SHORT TASK: Put the section of the entries that starts with the line containing "participant-name-text: 睢宁实验小学王兆正的屏幕共享 bbox=[560, 101, 631, 107]" and ends with the line containing "participant-name-text: 睢宁实验小学 徐心悦" into a JSON list of strings, one string per line and blank lines omitted.

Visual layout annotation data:
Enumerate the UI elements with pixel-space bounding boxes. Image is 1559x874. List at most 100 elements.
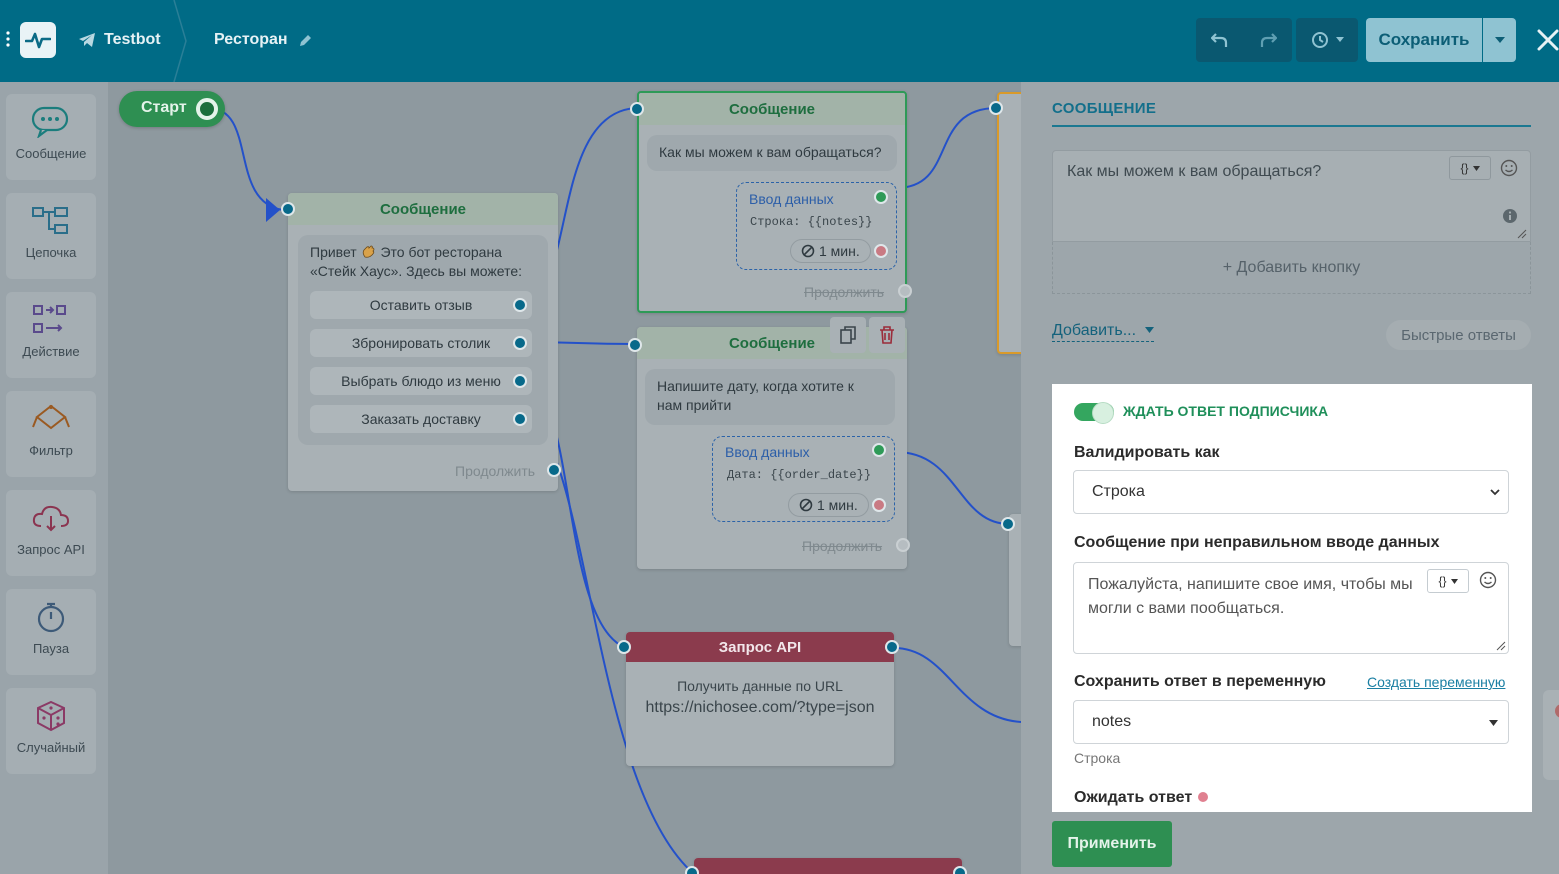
flow-canvas[interactable]: Старт Сообщение Привет Это бот ресторана… (108, 82, 1021, 874)
node-input-port[interactable] (989, 101, 1003, 115)
breadcrumb-bot[interactable]: Testbot (78, 28, 161, 52)
block-icon (799, 498, 813, 512)
node-input-port[interactable] (1001, 517, 1015, 531)
quick-button-delivery[interactable]: Заказать доставку (310, 405, 532, 433)
tool-label: Пауза (32, 641, 70, 656)
pencil-icon[interactable] (298, 33, 313, 48)
save-button[interactable]: Сохранить (1366, 18, 1482, 62)
chevron-down-icon (1490, 489, 1500, 496)
input-data-title: Ввод данных (749, 191, 834, 207)
message-node-date[interactable]: Сообщение Напишите дату, когда хотите к … (628, 317, 910, 569)
tool-pause[interactable]: Пауза (6, 589, 96, 675)
node-output-port[interactable] (885, 640, 899, 654)
node-output-port[interactable] (953, 866, 967, 874)
error-message-textarea[interactable]: Пожалуйста, напишите свое имя, чтобы мы … (1073, 562, 1509, 654)
message-text-area[interactable]: Как мы можем к вам обращаться? {} (1052, 150, 1531, 242)
insert-variable-button[interactable]: {} (1427, 569, 1469, 593)
error-message-text: Пожалуйста, напишите свое имя, чтобы мы … (1088, 576, 1413, 617)
resize-handle-icon[interactable] (1517, 229, 1527, 239)
variable-select[interactable]: notes (1073, 700, 1509, 744)
insert-variable-button[interactable]: {} (1449, 156, 1491, 180)
chevron-down-icon (1450, 578, 1458, 584)
copy-icon (840, 326, 856, 344)
action-icon (33, 305, 66, 333)
quick-button-review[interactable]: Оставить отзыв (310, 291, 532, 319)
menu-dots-icon[interactable] (6, 30, 10, 48)
node-input-port[interactable] (617, 640, 631, 654)
input-variable: Строка: {{notes}} (750, 215, 873, 229)
chevron-down-icon (1336, 37, 1344, 42)
save-dropdown-button[interactable] (1483, 18, 1516, 62)
add-more-dropdown[interactable]: Добавить... (1052, 321, 1154, 342)
button-output-port[interactable] (513, 374, 527, 388)
validate-select[interactable]: Строка (1073, 470, 1509, 514)
delete-node-button[interactable] (869, 317, 905, 353)
history-button[interactable] (1296, 18, 1358, 62)
side-help-widget[interactable] (1543, 690, 1559, 780)
node-input-port[interactable] (685, 866, 699, 874)
partial-node-mid[interactable] (1009, 514, 1021, 646)
quick-button-menu[interactable]: Выбрать блюдо из меню (310, 367, 532, 395)
dice-icon (37, 700, 65, 732)
continue-label: Продолжить (804, 284, 885, 300)
api-description: Получить данные по URL (677, 678, 843, 694)
start-port[interactable] (196, 98, 218, 120)
continue-output-port[interactable] (896, 538, 910, 552)
wait-reply-toggle[interactable] (1074, 402, 1114, 424)
timeout-port[interactable] (872, 498, 886, 512)
start-node[interactable]: Старт (119, 91, 225, 127)
node-input-port[interactable] (281, 202, 295, 216)
input-success-port[interactable] (874, 190, 888, 204)
stopwatch-icon (37, 602, 65, 633)
message-text-part: Это бот ресторана (380, 244, 502, 260)
quick-replies-button[interactable]: Быстрые ответы (1386, 320, 1531, 350)
continue-output-port[interactable] (898, 284, 912, 298)
input-success-port[interactable] (872, 443, 886, 457)
redo-button[interactable] (1244, 18, 1292, 62)
breadcrumb-separator (173, 0, 187, 82)
quick-button-booking[interactable]: Збронировать столик (310, 329, 532, 357)
breadcrumb-flow[interactable]: Ресторан (214, 28, 313, 52)
wait-answer-label: Ожидать ответ (1074, 789, 1209, 807)
node-input-port[interactable] (628, 338, 642, 352)
tool-message[interactable]: Сообщение (6, 94, 96, 180)
tool-api-request[interactable]: Запрос API (6, 490, 96, 576)
tool-chain[interactable]: Цепочка (6, 193, 96, 279)
tool-filter[interactable]: Фильтр (6, 391, 96, 477)
create-variable-link[interactable]: Создать переменную (1367, 674, 1505, 690)
input-data-title: Ввод данных (725, 444, 810, 460)
continue-label: Продолжить (802, 538, 883, 554)
copy-node-button[interactable] (830, 317, 866, 353)
tool-action[interactable]: Действие (6, 292, 96, 378)
message-node-name[interactable]: Сообщение Как мы можем к вам обращаться?… (630, 91, 912, 313)
message-text-part: нам прийти (657, 397, 732, 413)
node-input-port[interactable] (630, 102, 644, 116)
timeout-port[interactable] (874, 244, 888, 258)
resize-handle-icon[interactable] (1496, 641, 1506, 651)
close-button[interactable] (1530, 22, 1559, 58)
info-icon[interactable] (1502, 208, 1518, 224)
chain-icon (32, 207, 68, 234)
tool-random[interactable]: Случайный (6, 688, 96, 774)
message-node-greeting[interactable]: Сообщение Привет Это бот ресторана «Стей… (281, 193, 561, 491)
emoji-icon[interactable] (1500, 159, 1518, 177)
braces-icon: {} (1460, 161, 1469, 175)
partial-node-top[interactable] (997, 92, 1021, 354)
continue-output-port[interactable] (547, 463, 561, 477)
app-logo-icon[interactable] (20, 22, 56, 58)
message-text: Как мы можем к вам обращаться? (1067, 163, 1322, 180)
node-title: Запрос API (626, 632, 894, 662)
add-button[interactable]: + Добавить кнопку (1052, 242, 1531, 294)
button-output-port[interactable] (513, 412, 527, 426)
message-text-part: Привет (310, 244, 357, 260)
undo-button[interactable] (1196, 18, 1244, 62)
button-output-port[interactable] (513, 298, 527, 312)
timeout-label: 1 мин. (817, 497, 858, 513)
emoji-icon[interactable] (1479, 571, 1497, 589)
apply-button[interactable]: Применить (1052, 821, 1172, 867)
api-request-node[interactable]: Запрос API Получить данные по URL https:… (617, 632, 899, 766)
node-title: Запрос API (694, 858, 962, 874)
api-request-node-2[interactable]: Запрос API (685, 858, 967, 874)
message-text-part: Напишите дату, когда хотите к (657, 378, 854, 394)
button-output-port[interactable] (513, 336, 527, 350)
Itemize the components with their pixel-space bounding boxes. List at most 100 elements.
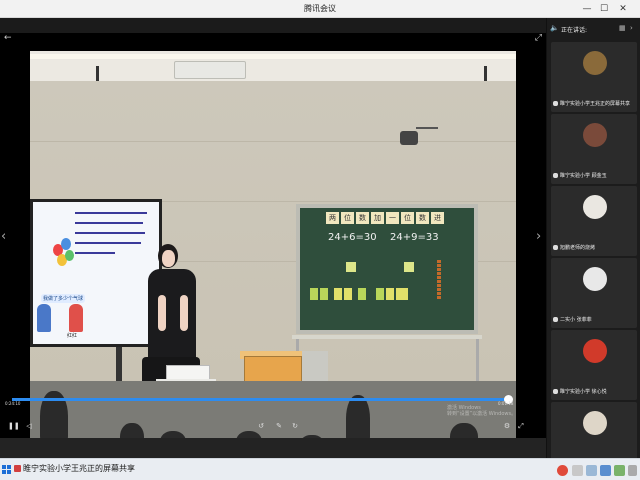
participant-name-text: 睢宁实验小学王兆正的屏幕共享 bbox=[560, 101, 631, 107]
title-card: 加 bbox=[371, 212, 384, 224]
chalk-tray bbox=[292, 335, 482, 339]
speaking-label: 正在讲话: bbox=[561, 27, 588, 34]
abacus-icon bbox=[434, 260, 444, 304]
teacher bbox=[148, 269, 196, 369]
maximize-icon[interactable]: ☐ bbox=[597, 2, 611, 16]
participant-name-text: 睢宁实验小学 徐心悦 bbox=[560, 389, 607, 395]
playback-progress-bar[interactable] bbox=[12, 395, 513, 404]
equation-2: 24+9=33 bbox=[390, 232, 439, 243]
participant-name-text: 旭鹏老师的烧烤 bbox=[560, 245, 596, 251]
fullscreen-icon[interactable]: ⤢ bbox=[516, 421, 526, 431]
minimize-icon[interactable]: — bbox=[580, 2, 594, 16]
cartoon-kid bbox=[37, 304, 51, 332]
title-card: 进 bbox=[431, 212, 444, 224]
counting-stick bbox=[396, 288, 408, 300]
settings-icon[interactable]: ⚙ bbox=[502, 421, 512, 431]
activation-watermark: 激活 Windows 转到“设置”以激活 Windows。 bbox=[447, 405, 516, 417]
avatar bbox=[583, 267, 607, 291]
chevron-right-icon[interactable]: › bbox=[630, 24, 633, 32]
participant-name: 睢宁实验小学 徐心悦 bbox=[553, 388, 635, 395]
tray-icon[interactable] bbox=[586, 465, 597, 476]
blackboard-surface: 两 位 数 加 一 位 数 进 24+6=30 24+9=33 bbox=[300, 208, 474, 330]
title-bar: 腾讯会议 — ☐ ✕ bbox=[0, 0, 640, 18]
camera-icon bbox=[400, 123, 438, 151]
elapsed-time: 0:24:10 bbox=[5, 401, 21, 406]
windows-start-icon[interactable] bbox=[2, 465, 12, 475]
progress-fill bbox=[12, 398, 508, 401]
title-card: 数 bbox=[356, 212, 369, 224]
counting-stick bbox=[310, 288, 318, 300]
number-tag bbox=[404, 262, 414, 272]
expand-icon[interactable]: ⤢ bbox=[535, 33, 542, 43]
next-page-icon[interactable]: › bbox=[536, 229, 541, 244]
volume-icon[interactable]: ◁ bbox=[24, 421, 34, 431]
avatar bbox=[583, 51, 607, 75]
participant-panel: 🔈 正在讲话: ▦ › 睢宁实验小学王兆正的屏幕共享 睢宁实验小学 顾金玉 旭鹏老师… bbox=[546, 18, 640, 472]
wall-tile-line bbox=[30, 141, 516, 142]
back-arrow-icon[interactable]: ← bbox=[4, 33, 12, 43]
tray-icon[interactable] bbox=[614, 465, 625, 476]
equation-1: 24+6=30 bbox=[328, 232, 377, 243]
balloon-icon bbox=[65, 250, 74, 261]
number-tag bbox=[346, 262, 356, 272]
board-text-line bbox=[75, 252, 115, 254]
avatar bbox=[583, 411, 607, 435]
lesson-title-cards: 两 位 数 加 一 位 数 进 bbox=[326, 212, 444, 224]
counting-stick bbox=[376, 288, 384, 300]
title-card: 位 bbox=[401, 212, 414, 224]
grid-icon[interactable]: ▦ bbox=[619, 24, 626, 32]
speech-bubble: 我做了多少个气球 bbox=[41, 294, 86, 303]
screen-share-task[interactable]: 睢宁实验小学王兆正的屏幕共享 bbox=[14, 463, 135, 474]
close-icon[interactable]: ✕ bbox=[616, 2, 630, 16]
title-card: 位 bbox=[341, 212, 354, 224]
forward-icon[interactable]: ↻ bbox=[290, 421, 300, 431]
counting-stick bbox=[344, 288, 352, 300]
tray-icon[interactable] bbox=[628, 465, 637, 476]
mic-icon bbox=[553, 389, 558, 394]
window-title: 腾讯会议 bbox=[304, 4, 336, 13]
counting-stick bbox=[358, 288, 366, 300]
avatar bbox=[583, 339, 607, 363]
cartoon-kid bbox=[69, 304, 83, 332]
teacher-arm bbox=[158, 295, 166, 331]
prev-page-icon[interactable]: ‹ bbox=[1, 229, 6, 244]
mic-icon bbox=[553, 173, 558, 178]
participant-name: 睢宁实验小学 顾金玉 bbox=[553, 172, 635, 179]
participant-name: 二实小 张菲菲 bbox=[553, 316, 635, 323]
rewind-icon[interactable]: ↺ bbox=[256, 421, 266, 431]
speaker-icon: 🔈 bbox=[550, 24, 559, 32]
sogou-icon[interactable] bbox=[557, 465, 568, 476]
mic-icon bbox=[553, 245, 558, 250]
tray-icon[interactable] bbox=[600, 465, 611, 476]
share-top-bar: ← ⤢ bbox=[0, 33, 546, 45]
panel-header: 🔈 正在讲话: ▦ › bbox=[547, 18, 640, 40]
participant-tile[interactable]: 睢宁实验小学 徐心悦 bbox=[551, 330, 637, 400]
avatar bbox=[583, 195, 607, 219]
pause-icon[interactable]: ❚❚ bbox=[8, 421, 20, 431]
participant-name-text: 二实小 张菲菲 bbox=[560, 317, 592, 323]
participant-name-text: 睢宁实验小学 顾金玉 bbox=[560, 173, 607, 179]
teacher-arm bbox=[180, 295, 188, 331]
board-text-line bbox=[75, 222, 143, 224]
blackboard: 两 位 数 加 一 位 数 进 24+6=30 24+9=33 bbox=[296, 204, 478, 334]
annotate-icon[interactable]: ✎ bbox=[274, 421, 284, 431]
meeting-bottom-bar bbox=[0, 438, 546, 458]
os-taskbar: 睢宁实验小学王兆正的屏幕共享 bbox=[0, 458, 640, 480]
participant-tile[interactable]: 二实小 张菲菲 bbox=[551, 258, 637, 328]
participant-tile[interactable]: 旭鹏老师的烧烤 bbox=[551, 186, 637, 256]
smart-board: 我做了多少个气球 红红 bbox=[30, 199, 162, 347]
mic-icon bbox=[553, 101, 558, 106]
screen-share-label: 睢宁实验小学王兆正的屏幕共享 bbox=[23, 464, 135, 473]
board-text-line bbox=[75, 232, 145, 234]
title-card: 两 bbox=[326, 212, 339, 224]
board-text-line bbox=[75, 212, 147, 214]
participant-tile[interactable]: 睢宁实验小学王兆正的屏幕共享 bbox=[551, 42, 637, 112]
shared-screen: ← ⤢ ‹ › 我做了多少个气球 红红 两 位 数 加 一 位 数 进 24+6… bbox=[0, 33, 546, 461]
participant-tile[interactable]: 睢宁实验小学 顾金玉 bbox=[551, 114, 637, 184]
counting-stick bbox=[334, 288, 342, 300]
classroom-video: 我做了多少个气球 红红 两 位 数 加 一 位 数 进 24+6=30 24+9… bbox=[30, 51, 516, 447]
tray-icon[interactable] bbox=[572, 465, 583, 476]
avatar bbox=[583, 123, 607, 147]
meeting-app: 腾讯会议 — ☐ ✕ ← ⤢ ‹ › 我做了多少个气球 红红 两 位 数 加 一… bbox=[0, 0, 640, 480]
title-card: 一 bbox=[386, 212, 399, 224]
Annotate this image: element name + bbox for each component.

ANSWER IN FULL:
[
  "participant-name-text: 睢宁实验小学王兆正的屏幕共享 bbox=[560, 101, 631, 107]",
  "title-card: 加 bbox=[371, 212, 384, 224]",
  "chalk-tray bbox=[292, 335, 482, 339]",
  "speaking-label: 正在讲话: bbox=[561, 27, 588, 34]",
  "abacus-icon bbox=[434, 260, 444, 304]",
  "teacher bbox=[148, 269, 196, 369]",
  "maximize-icon[interactable]: ☐ bbox=[597, 2, 611, 16]",
  "participant-name-text: 睢宁实验小学 徐心悦 bbox=[560, 389, 607, 395]"
]